**PROBLEM TO WORK ON**.
Rewrite the rows below with every "text-column" changed to "body-column" and everything else left as it is. Leave the pictures out.

**Recorded data**.

● ● ● ●

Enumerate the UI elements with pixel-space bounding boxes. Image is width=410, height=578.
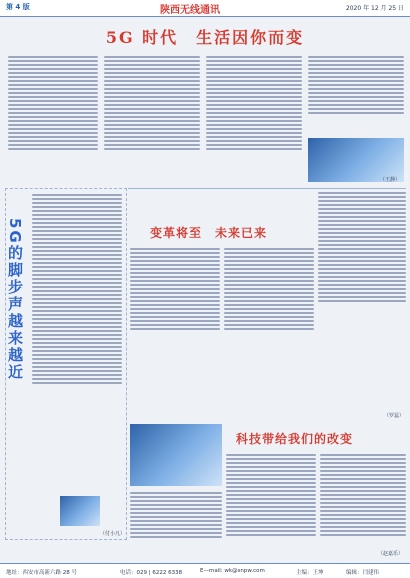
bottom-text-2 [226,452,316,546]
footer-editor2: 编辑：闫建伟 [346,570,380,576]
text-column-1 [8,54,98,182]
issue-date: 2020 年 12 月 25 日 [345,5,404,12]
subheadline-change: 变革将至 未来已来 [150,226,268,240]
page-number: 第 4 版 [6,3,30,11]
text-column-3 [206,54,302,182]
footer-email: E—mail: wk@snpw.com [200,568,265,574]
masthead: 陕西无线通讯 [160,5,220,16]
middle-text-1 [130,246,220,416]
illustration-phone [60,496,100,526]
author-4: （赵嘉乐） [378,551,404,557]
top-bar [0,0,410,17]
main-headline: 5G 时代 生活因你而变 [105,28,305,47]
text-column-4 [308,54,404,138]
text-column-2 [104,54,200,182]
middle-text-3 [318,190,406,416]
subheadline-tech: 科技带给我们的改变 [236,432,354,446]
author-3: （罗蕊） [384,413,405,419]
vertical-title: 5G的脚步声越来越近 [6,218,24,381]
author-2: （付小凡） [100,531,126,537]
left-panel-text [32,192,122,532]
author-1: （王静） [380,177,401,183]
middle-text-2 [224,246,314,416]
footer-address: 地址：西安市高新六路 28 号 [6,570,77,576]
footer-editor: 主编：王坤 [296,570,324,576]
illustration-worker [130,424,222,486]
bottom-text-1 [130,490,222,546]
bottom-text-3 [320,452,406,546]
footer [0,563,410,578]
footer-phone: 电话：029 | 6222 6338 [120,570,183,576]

● ● ● ●

**ANSWER TO THIS EXERCISE**.
Enumerate the UI elements with pixel-space bounding boxes. Image is width=410, height=578.
bottom-text-2 [226,452,316,546]
footer-editor2: 编辑：闫建伟 [346,570,380,576]
body-column-1 [8,54,98,182]
issue-date: 2020 年 12 月 25 日 [345,5,404,12]
subheadline-change: 变革将至 未来已来 [150,226,268,240]
page-number: 第 4 版 [6,3,30,11]
body-column-3 [206,54,302,182]
footer-email: E—mail: wk@snpw.com [200,568,265,574]
masthead: 陕西无线通讯 [160,5,220,16]
middle-text-1 [130,246,220,416]
illustration-phone [60,496,100,526]
author-4: （赵嘉乐） [378,551,404,557]
top-bar [0,0,410,17]
main-headline: 5G 时代 生活因你而变 [105,28,305,47]
body-column-4 [308,54,404,138]
body-column-2 [104,54,200,182]
middle-text-3 [318,190,406,416]
subheadline-tech: 科技带给我们的改变 [236,432,354,446]
author-3: （罗蕊） [384,413,405,419]
vertical-title: 5G的脚步声越来越近 [6,218,24,381]
author-2: （付小凡） [100,531,126,537]
left-panel-text [32,192,122,532]
author-1: （王静） [380,177,401,183]
middle-text-2 [224,246,314,416]
footer-address: 地址：西安市高新六路 28 号 [6,570,77,576]
footer-editor: 主编：王坤 [296,570,324,576]
illustration-worker [130,424,222,486]
bottom-text-1 [130,490,222,546]
bottom-text-3 [320,452,406,546]
footer [0,563,410,578]
footer-phone: 电话：029 | 6222 6338 [120,570,183,576]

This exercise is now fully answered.